# Exercise requirements:
In the data below, find every line that has the string "AUTHOR", and copy it.

# Record set:

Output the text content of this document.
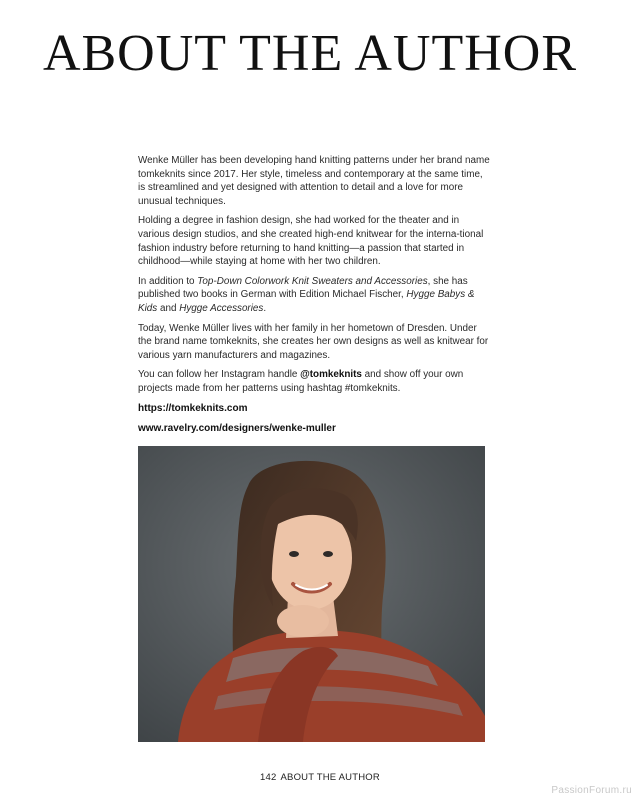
ABOUT THE AUTHOR

Wenke Müller has been developing hand knitting patterns under her brand name tomkeknits since 2017. Her style, timeless and contemporary at the same time, is streamlined and yet designed with attention to detail and a love for more unusual techniques.

Holding a degree in fashion design, she had worked for the theater and in various design studios, and she created high-end knitwear for the interna-tional fashion industry before returning to hand knitting—a passion that started in childhood—while staying at home with her two children.

In addition to Top-Down Colorwork Knit Sweaters and Accessories, she has published two books in German with Edition Michael Fischer, Hygge Babys & Kids and Hygge Accessories.

Today, Wenke Müller lives with her family in her hometown of Dresden. Under the brand name tomkeknits, she creates her own designs as well as knitwear for various yarn manufacturers and magazines.

You can follow her Instagram handle @tomkeknits and show off your own projects made from her patterns using hashtag #tomkeknits.

https://tomkeknits.com

www.ravelry.com/designers/wenke-muller

142 ABOUT THE AUTHOR
PassionForum.ru
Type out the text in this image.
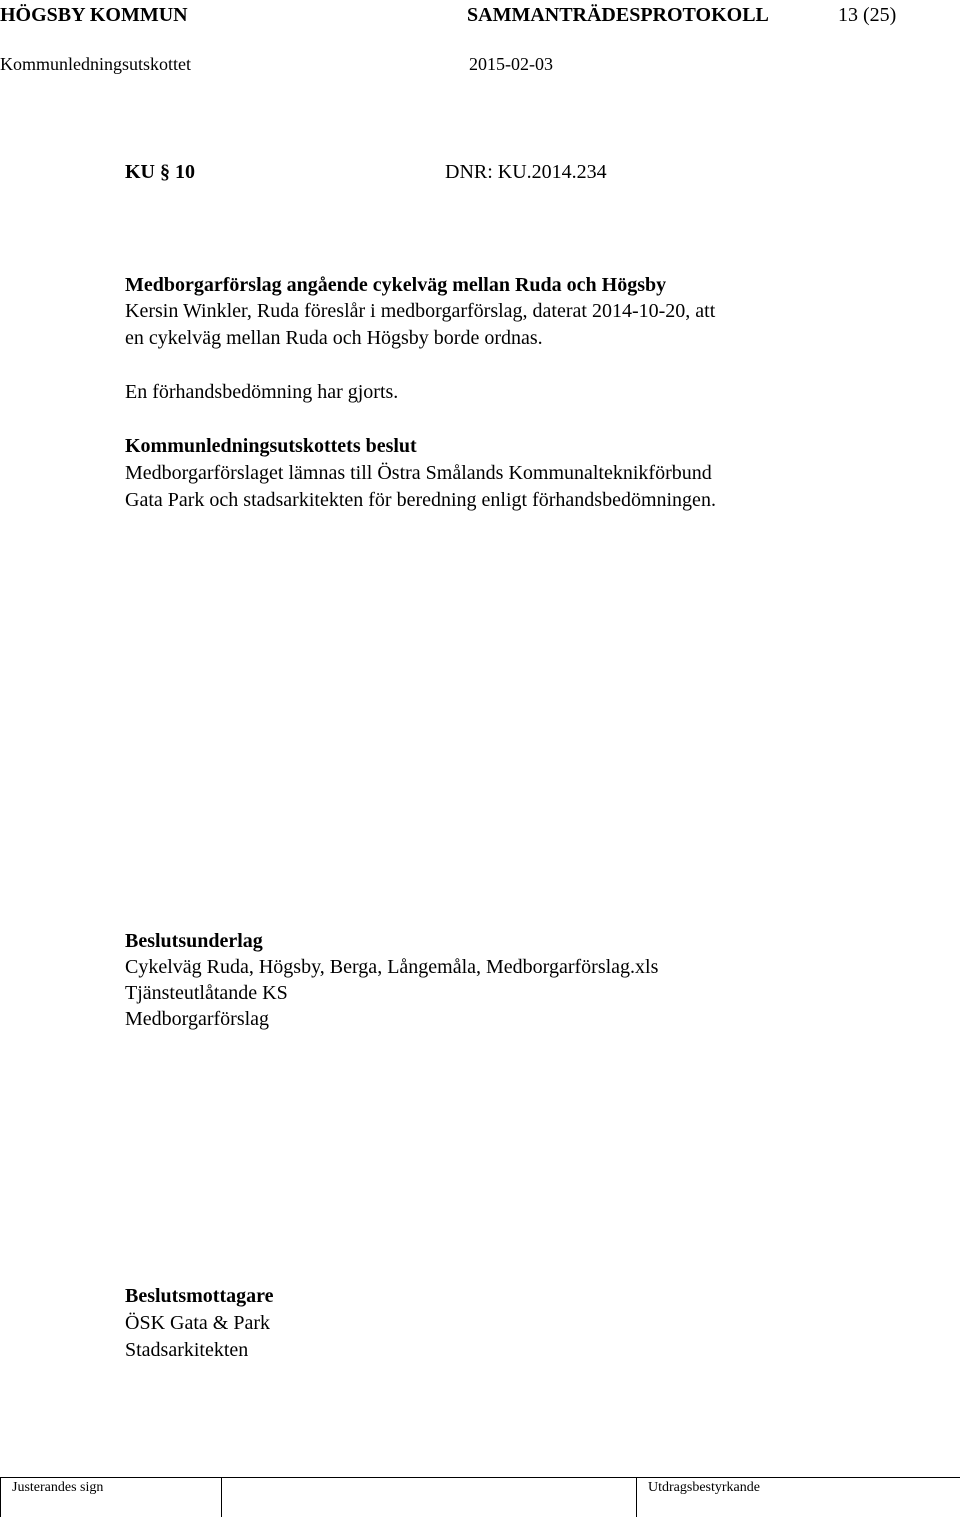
HÖGSBY KOMMUN	SAMMANTRÄDESPROTOKOLL	13 (25)
Kommunledningsutskottet	2015-02-03
KU § 10	DNR: KU.2014.234
Medborgarförslag angående cykelväg mellan Ruda och Högsby
Kersin Winkler, Ruda föreslår i medborgarförslag, daterat 2014-10-20, att
en cykelväg mellan Ruda och Högsby borde ordnas.
En förhandsbedömning har gjorts.
Kommunledningsutskottets beslut
Medborgarförslaget lämnas till Östra Smålands Kommunalteknikförbund
Gata Park och stadsarkitekten för beredning enligt förhandsbedömningen.
Beslutsunderlag
Cykelväg Ruda, Högsby, Berga, Långemåla, Medborgarförslag.xls
Tjänsteutlåtande KS
Medborgarförslag
Beslutsmottagare
ÖSK Gata & Park
Stadsarkitekten
Justerandes sign	Utdragsbestyrkande
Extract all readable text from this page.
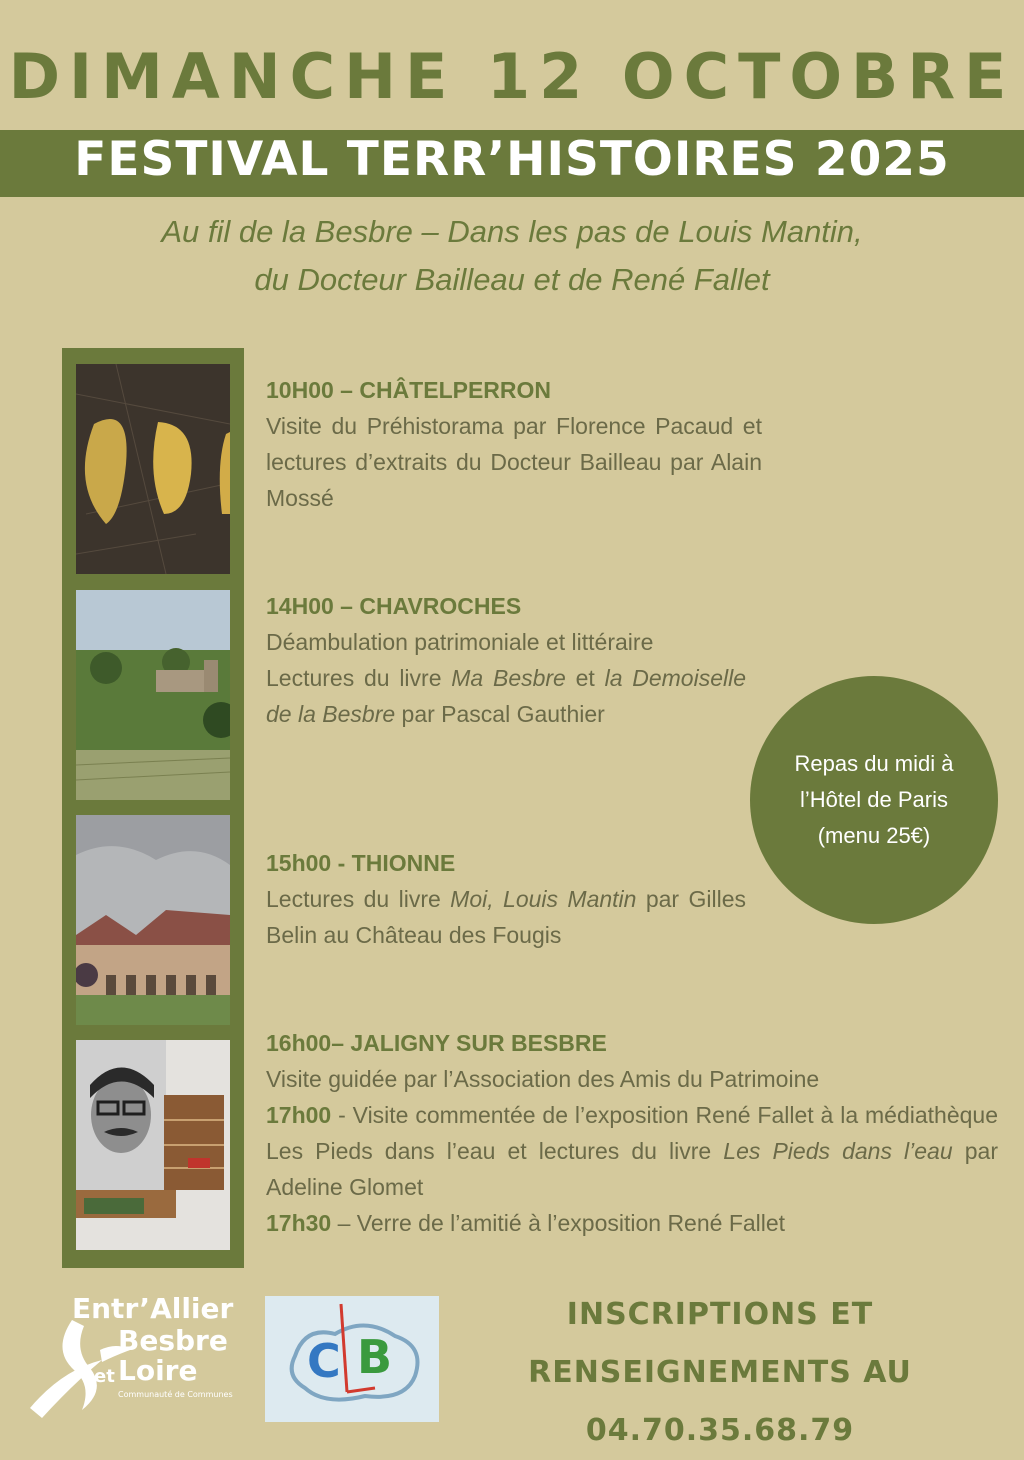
DIMANCHE 12 OCTOBRE
FESTIVAL TERR’HISTOIRES 2025
Au fil de la Besbre – Dans les pas de Louis Mantin,
du Docteur Bailleau et de René Fallet
10H00 – CHÂTELPERRON
Visite du Préhistorama par Florence Pacaud et lectures d’extraits du Docteur Bailleau par Alain Mossé
14H00 – CHAVROCHES
Déambulation patrimoniale et littéraire
Lectures du livre Ma Besbre et la Demoiselle de la Besbre par Pascal Gauthier
15h00 - THIONNE
Lectures du livre Moi, Louis Mantin par Gilles Belin au Château des Fougis
16h00– JALIGNY SUR BESBRE
Visite guidée par l’Association des Amis du Patrimoine
17h00 - Visite commentée de l’exposition René Fallet à la médiathèque Les Pieds dans l’eau et lectures du livre Les Pieds dans l’eau par Adeline Glomet
17h30 – Verre de l’amitié à l’exposition René Fallet
Repas du midi à
l’Hôtel de Paris
(menu 25€)
Entr’Allier
Besbre
et Loire
Communauté de Communes
C B
INSCRIPTIONS ET
RENSEIGNEMENTS AU
04.70.35.68.79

# Result:
ABOUT THE AUTHOR
142 ABOUT THE AUTHOR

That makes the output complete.